§ Given task
Copy the records below exactly as they appear.

§ Information provided
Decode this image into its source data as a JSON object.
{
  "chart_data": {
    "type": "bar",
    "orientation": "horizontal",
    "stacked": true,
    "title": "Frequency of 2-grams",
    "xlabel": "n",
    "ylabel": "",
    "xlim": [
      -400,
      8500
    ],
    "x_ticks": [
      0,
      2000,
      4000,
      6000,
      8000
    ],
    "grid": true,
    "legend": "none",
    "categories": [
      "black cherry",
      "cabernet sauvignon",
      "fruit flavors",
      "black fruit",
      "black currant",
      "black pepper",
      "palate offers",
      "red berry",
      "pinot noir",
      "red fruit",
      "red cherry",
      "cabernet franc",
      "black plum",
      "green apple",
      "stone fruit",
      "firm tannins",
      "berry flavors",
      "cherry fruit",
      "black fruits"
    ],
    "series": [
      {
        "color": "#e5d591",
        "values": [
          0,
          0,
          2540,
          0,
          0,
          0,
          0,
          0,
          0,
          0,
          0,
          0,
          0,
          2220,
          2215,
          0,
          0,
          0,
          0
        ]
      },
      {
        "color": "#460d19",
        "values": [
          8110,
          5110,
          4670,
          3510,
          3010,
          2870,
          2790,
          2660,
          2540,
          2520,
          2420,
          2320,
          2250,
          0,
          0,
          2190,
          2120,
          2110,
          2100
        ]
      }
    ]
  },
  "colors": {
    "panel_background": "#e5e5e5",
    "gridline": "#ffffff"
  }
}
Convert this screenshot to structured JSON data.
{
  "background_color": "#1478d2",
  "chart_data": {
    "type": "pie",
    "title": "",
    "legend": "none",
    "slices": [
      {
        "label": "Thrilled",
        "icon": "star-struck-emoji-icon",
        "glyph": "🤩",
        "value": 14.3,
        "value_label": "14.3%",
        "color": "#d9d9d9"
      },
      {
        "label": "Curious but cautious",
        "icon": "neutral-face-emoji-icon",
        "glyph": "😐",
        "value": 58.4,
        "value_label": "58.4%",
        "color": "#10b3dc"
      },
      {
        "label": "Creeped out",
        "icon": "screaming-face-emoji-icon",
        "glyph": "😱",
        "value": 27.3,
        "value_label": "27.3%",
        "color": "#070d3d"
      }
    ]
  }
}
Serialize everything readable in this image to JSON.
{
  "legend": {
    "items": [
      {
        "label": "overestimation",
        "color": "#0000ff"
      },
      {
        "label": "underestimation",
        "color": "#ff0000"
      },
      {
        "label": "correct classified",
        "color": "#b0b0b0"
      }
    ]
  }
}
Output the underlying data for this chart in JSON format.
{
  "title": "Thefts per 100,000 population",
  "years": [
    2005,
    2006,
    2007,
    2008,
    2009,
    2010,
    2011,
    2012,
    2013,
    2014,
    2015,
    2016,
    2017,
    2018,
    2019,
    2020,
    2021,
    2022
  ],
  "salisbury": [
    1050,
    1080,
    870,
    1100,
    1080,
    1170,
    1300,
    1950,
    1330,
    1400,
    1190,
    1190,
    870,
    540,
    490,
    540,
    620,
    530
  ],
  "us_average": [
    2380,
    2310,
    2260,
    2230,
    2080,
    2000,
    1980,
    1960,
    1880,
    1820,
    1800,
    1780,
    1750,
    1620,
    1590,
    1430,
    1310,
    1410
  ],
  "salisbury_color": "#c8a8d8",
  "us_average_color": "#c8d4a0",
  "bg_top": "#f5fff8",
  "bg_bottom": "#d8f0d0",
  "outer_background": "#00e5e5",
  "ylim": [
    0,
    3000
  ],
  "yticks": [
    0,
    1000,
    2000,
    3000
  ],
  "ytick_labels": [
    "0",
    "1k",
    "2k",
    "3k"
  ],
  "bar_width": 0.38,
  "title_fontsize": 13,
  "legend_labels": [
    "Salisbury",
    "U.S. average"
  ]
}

§ Result
Decode this image into its source data as a JSON object.
{
  "chart_data": {
    "type": "bar",
    "orientation": "horizontal",
    "stacked": true,
    "title": "Frequency of 2-grams",
    "xlabel": "n",
    "ylabel": "",
    "xlim": [
      -400,
      8500
    ],
    "x_ticks": [
      0,
      2000,
      4000,
      6000,
      8000
    ],
    "grid": true,
    "legend": "none",
    "categories": [
      "black cherry",
      "cabernet sauvignon",
      "fruit flavors",
      "black fruit",
      "black currant",
      "black pepper",
      "palate offers",
      "red berry",
      "pinot noir",
      "red fruit",
      "red cherry",
      "cabernet franc",
      "black plum",
      "green apple",
      "stone fruit",
      "firm tannins",
      "berry flavors",
      "cherry fruit",
      "black fruits"
    ],
    "series": [
      {
        "color": "#e5d591",
        "values": [
          0,
          0,
          2540,
          0,
          0,
          0,
          0,
          0,
          0,
          0,
          0,
          0,
          0,
          2220,
          2215,
          0,
          0,
          0,
          0
        ]
      },
      {
        "color": "#460d19",
        "values": [
          8110,
          5110,
          4670,
          3510,
          3010,
          2870,
          2790,
          2660,
          2540,
          2520,
          2420,
          2320,
          2250,
          0,
          0,
          2190,
          2120,
          2110,
          2100
        ]
      }
    ]
  },
  "colors": {
    "panel_background": "#e5e5e5",
    "gridline": "#ffffff"
  }
}
Convert this screenshot to structured JSON data.
{
  "background_color": "#1478d2",
  "chart_data": {
    "type": "pie",
    "title": "",
    "legend": "none",
    "slices": [
      {
        "label": "Thrilled",
        "icon": "star-struck-emoji-icon",
        "glyph": "🤩",
        "value": 14.3,
        "value_label": "14.3%",
        "color": "#d9d9d9"
      },
      {
        "label": "Curious but cautious",
        "icon": "neutral-face-emoji-icon",
        "glyph": "😐",
        "value": 58.4,
        "value_label": "58.4%",
        "color": "#10b3dc"
      },
      {
        "label": "Creeped out",
        "icon": "screaming-face-emoji-icon",
        "glyph": "😱",
        "value": 27.3,
        "value_label": "27.3%",
        "color": "#070d3d"
      }
    ]
  }
}
Serialize everything readable in this image to JSON.
{
  "legend": {
    "items": [
      {
        "label": "overestimation",
        "color": "#0000ff"
      },
      {
        "label": "underestimation",
        "color": "#ff0000"
      },
      {
        "label": "correct classified",
        "color": "#b0b0b0"
      }
    ]
  }
}
Output the underlying data for this chart in JSON format.
{
  "title": "Thefts per 100,000 population",
  "years": [
    2005,
    2006,
    2007,
    2008,
    2009,
    2010,
    2011,
    2012,
    2013,
    2014,
    2015,
    2016,
    2017,
    2018,
    2019,
    2020,
    2021,
    2022
  ],
  "salisbury": [
    1050,
    1080,
    870,
    1100,
    1080,
    1170,
    1300,
    1950,
    1330,
    1400,
    1190,
    1190,
    870,
    540,
    490,
    540,
    620,
    530
  ],
  "us_average": [
    2380,
    2310,
    2260,
    2230,
    2080,
    2000,
    1980,
    1960,
    1880,
    1820,
    1800,
    1780,
    1750,
    1620,
    1590,
    1430,
    1310,
    1410
  ],
  "salisbury_color": "#c8a8d8",
  "us_average_color": "#c8d4a0",
  "bg_top": "#f5fff8",
  "bg_bottom": "#d8f0d0",
  "outer_background": "#00e5e5",
  "ylim": [
    0,
    3000
  ],
  "yticks": [
    0,
    1000,
    2000,
    3000
  ],
  "ytick_labels": [
    "0",
    "1k",
    "2k",
    "3k"
  ],
  "bar_width": 0.38,
  "title_fontsize": 13,
  "legend_labels": [
    "Salisbury",
    "U.S. average"
  ]
}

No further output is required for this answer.